__Stated problem__: Copy out every record below with complete accuracy.

(Data items)
-- BEGIN --
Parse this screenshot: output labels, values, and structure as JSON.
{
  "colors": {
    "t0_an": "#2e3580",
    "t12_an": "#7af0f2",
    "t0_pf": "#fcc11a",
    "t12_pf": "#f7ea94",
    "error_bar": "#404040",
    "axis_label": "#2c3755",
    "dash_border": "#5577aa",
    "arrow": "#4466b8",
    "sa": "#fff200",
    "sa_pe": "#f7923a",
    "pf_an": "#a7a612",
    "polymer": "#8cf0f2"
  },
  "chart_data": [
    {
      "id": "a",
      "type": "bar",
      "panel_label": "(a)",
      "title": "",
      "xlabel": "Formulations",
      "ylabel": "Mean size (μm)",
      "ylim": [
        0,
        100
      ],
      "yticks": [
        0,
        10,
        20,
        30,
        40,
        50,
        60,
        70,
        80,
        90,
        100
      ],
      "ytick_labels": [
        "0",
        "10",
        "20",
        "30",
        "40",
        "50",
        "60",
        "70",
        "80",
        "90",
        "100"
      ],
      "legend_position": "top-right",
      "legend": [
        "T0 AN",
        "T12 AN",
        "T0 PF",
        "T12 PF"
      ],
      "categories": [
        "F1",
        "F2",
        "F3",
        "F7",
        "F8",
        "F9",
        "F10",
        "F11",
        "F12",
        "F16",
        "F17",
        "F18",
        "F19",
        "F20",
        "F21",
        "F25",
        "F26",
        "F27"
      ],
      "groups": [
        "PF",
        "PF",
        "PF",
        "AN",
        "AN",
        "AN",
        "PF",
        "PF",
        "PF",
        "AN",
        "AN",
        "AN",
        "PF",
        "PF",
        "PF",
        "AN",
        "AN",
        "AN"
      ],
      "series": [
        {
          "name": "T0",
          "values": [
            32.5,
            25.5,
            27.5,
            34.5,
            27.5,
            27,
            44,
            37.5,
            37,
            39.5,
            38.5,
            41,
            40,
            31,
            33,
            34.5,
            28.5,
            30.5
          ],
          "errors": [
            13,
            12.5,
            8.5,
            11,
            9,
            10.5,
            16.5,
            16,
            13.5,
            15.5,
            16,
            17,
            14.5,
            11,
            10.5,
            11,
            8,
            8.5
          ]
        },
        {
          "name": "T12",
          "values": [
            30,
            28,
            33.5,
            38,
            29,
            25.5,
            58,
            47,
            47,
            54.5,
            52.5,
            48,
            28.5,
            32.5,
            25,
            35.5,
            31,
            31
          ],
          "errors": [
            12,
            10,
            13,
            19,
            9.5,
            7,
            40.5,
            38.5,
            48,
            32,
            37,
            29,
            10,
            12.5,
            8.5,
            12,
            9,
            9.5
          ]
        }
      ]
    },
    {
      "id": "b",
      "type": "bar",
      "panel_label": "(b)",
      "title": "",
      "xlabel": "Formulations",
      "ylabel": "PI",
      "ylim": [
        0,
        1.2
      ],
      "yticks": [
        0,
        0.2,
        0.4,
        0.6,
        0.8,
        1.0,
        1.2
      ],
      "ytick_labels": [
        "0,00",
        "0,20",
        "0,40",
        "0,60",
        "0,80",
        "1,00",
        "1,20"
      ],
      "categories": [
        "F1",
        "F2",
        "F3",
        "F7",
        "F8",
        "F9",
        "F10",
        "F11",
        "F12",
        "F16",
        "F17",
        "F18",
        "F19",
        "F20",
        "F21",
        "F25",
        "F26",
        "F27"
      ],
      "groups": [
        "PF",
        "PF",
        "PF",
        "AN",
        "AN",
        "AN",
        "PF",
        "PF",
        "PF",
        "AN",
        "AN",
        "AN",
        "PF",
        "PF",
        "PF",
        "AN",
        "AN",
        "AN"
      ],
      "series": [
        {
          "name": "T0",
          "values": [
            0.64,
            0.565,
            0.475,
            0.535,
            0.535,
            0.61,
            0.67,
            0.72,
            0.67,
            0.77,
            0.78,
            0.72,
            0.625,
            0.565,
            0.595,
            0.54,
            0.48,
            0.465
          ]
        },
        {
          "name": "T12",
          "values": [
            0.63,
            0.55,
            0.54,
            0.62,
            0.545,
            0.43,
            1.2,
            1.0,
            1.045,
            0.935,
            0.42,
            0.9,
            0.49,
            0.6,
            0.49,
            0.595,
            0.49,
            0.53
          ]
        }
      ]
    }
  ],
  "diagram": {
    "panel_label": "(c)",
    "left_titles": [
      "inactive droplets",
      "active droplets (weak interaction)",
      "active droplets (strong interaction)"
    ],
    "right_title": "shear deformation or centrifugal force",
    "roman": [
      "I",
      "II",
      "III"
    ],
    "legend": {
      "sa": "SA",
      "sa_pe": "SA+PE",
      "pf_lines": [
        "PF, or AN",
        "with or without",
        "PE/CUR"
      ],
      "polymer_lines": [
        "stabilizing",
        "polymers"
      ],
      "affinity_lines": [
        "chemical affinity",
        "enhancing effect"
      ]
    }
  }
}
-- END --
__Task answer__:
Parse this screenshot: output labels, values, and structure as JSON.
{
  "colors": {
    "t0_an": "#2e3580",
    "t12_an": "#7af0f2",
    "t0_pf": "#fcc11a",
    "t12_pf": "#f7ea94",
    "error_bar": "#404040",
    "axis_label": "#2c3755",
    "dash_border": "#5577aa",
    "arrow": "#4466b8",
    "sa": "#fff200",
    "sa_pe": "#f7923a",
    "pf_an": "#a7a612",
    "polymer": "#8cf0f2"
  },
  "chart_data": [
    {
      "id": "a",
      "type": "bar",
      "panel_label": "(a)",
      "title": "",
      "xlabel": "Formulations",
      "ylabel": "Mean size (μm)",
      "ylim": [
        0,
        100
      ],
      "yticks": [
        0,
        10,
        20,
        30,
        40,
        50,
        60,
        70,
        80,
        90,
        100
      ],
      "ytick_labels": [
        "0",
        "10",
        "20",
        "30",
        "40",
        "50",
        "60",
        "70",
        "80",
        "90",
        "100"
      ],
      "legend_position": "top-right",
      "legend": [
        "T0 AN",
        "T12 AN",
        "T0 PF",
        "T12 PF"
      ],
      "categories": [
        "F1",
        "F2",
        "F3",
        "F7",
        "F8",
        "F9",
        "F10",
        "F11",
        "F12",
        "F16",
        "F17",
        "F18",
        "F19",
        "F20",
        "F21",
        "F25",
        "F26",
        "F27"
      ],
      "groups": [
        "PF",
        "PF",
        "PF",
        "AN",
        "AN",
        "AN",
        "PF",
        "PF",
        "PF",
        "AN",
        "AN",
        "AN",
        "PF",
        "PF",
        "PF",
        "AN",
        "AN",
        "AN"
      ],
      "series": [
        {
          "name": "T0",
          "values": [
            32.5,
            25.5,
            27.5,
            34.5,
            27.5,
            27,
            44,
            37.5,
            37,
            39.5,
            38.5,
            41,
            40,
            31,
            33,
            34.5,
            28.5,
            30.5
          ],
          "errors": [
            13,
            12.5,
            8.5,
            11,
            9,
            10.5,
            16.5,
            16,
            13.5,
            15.5,
            16,
            17,
            14.5,
            11,
            10.5,
            11,
            8,
            8.5
          ]
        },
        {
          "name": "T12",
          "values": [
            30,
            28,
            33.5,
            38,
            29,
            25.5,
            58,
            47,
            47,
            54.5,
            52.5,
            48,
            28.5,
            32.5,
            25,
            35.5,
            31,
            31
          ],
          "errors": [
            12,
            10,
            13,
            19,
            9.5,
            7,
            40.5,
            38.5,
            48,
            32,
            37,
            29,
            10,
            12.5,
            8.5,
            12,
            9,
            9.5
          ]
        }
      ]
    },
    {
      "id": "b",
      "type": "bar",
      "panel_label": "(b)",
      "title": "",
      "xlabel": "Formulations",
      "ylabel": "PI",
      "ylim": [
        0,
        1.2
      ],
      "yticks": [
        0,
        0.2,
        0.4,
        0.6,
        0.8,
        1.0,
        1.2
      ],
      "ytick_labels": [
        "0,00",
        "0,20",
        "0,40",
        "0,60",
        "0,80",
        "1,00",
        "1,20"
      ],
      "categories": [
        "F1",
        "F2",
        "F3",
        "F7",
        "F8",
        "F9",
        "F10",
        "F11",
        "F12",
        "F16",
        "F17",
        "F18",
        "F19",
        "F20",
        "F21",
        "F25",
        "F26",
        "F27"
      ],
      "groups": [
        "PF",
        "PF",
        "PF",
        "AN",
        "AN",
        "AN",
        "PF",
        "PF",
        "PF",
        "AN",
        "AN",
        "AN",
        "PF",
        "PF",
        "PF",
        "AN",
        "AN",
        "AN"
      ],
      "series": [
        {
          "name": "T0",
          "values": [
            0.64,
            0.565,
            0.475,
            0.535,
            0.535,
            0.61,
            0.67,
            0.72,
            0.67,
            0.77,
            0.78,
            0.72,
            0.625,
            0.565,
            0.595,
            0.54,
            0.48,
            0.465
          ]
        },
        {
          "name": "T12",
          "values": [
            0.63,
            0.55,
            0.54,
            0.62,
            0.545,
            0.43,
            1.2,
            1.0,
            1.045,
            0.935,
            0.42,
            0.9,
            0.49,
            0.6,
            0.49,
            0.595,
            0.49,
            0.53
          ]
        }
      ]
    }
  ],
  "diagram": {
    "panel_label": "(c)",
    "left_titles": [
      "inactive droplets",
      "active droplets (weak interaction)",
      "active droplets (strong interaction)"
    ],
    "right_title": "shear deformation or centrifugal force",
    "roman": [
      "I",
      "II",
      "III"
    ],
    "legend": {
      "sa": "SA",
      "sa_pe": "SA+PE",
      "pf_lines": [
        "PF, or AN",
        "with or without",
        "PE/CUR"
      ],
      "polymer_lines": [
        "stabilizing",
        "polymers"
      ],
      "affinity_lines": [
        "chemical affinity",
        "enhancing effect"
      ]
    }
  }
}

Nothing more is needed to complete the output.